Count how many lines contain the word "Bill". Please give only the number.

Data entries

— BEGIN —

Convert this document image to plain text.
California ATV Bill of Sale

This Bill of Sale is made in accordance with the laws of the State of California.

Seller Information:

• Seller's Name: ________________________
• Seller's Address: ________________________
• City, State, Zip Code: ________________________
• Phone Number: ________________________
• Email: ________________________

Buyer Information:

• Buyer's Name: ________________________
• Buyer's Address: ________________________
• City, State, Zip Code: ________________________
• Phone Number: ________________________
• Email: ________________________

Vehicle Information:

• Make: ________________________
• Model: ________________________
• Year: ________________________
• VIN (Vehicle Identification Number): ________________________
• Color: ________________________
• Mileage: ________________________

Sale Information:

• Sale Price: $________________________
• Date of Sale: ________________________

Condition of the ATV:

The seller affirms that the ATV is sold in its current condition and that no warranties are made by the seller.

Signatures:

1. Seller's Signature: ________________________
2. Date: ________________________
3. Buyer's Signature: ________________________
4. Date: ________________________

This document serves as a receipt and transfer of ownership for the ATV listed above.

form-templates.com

— END —

SOLUTION FOR THIS PROBLEM. 2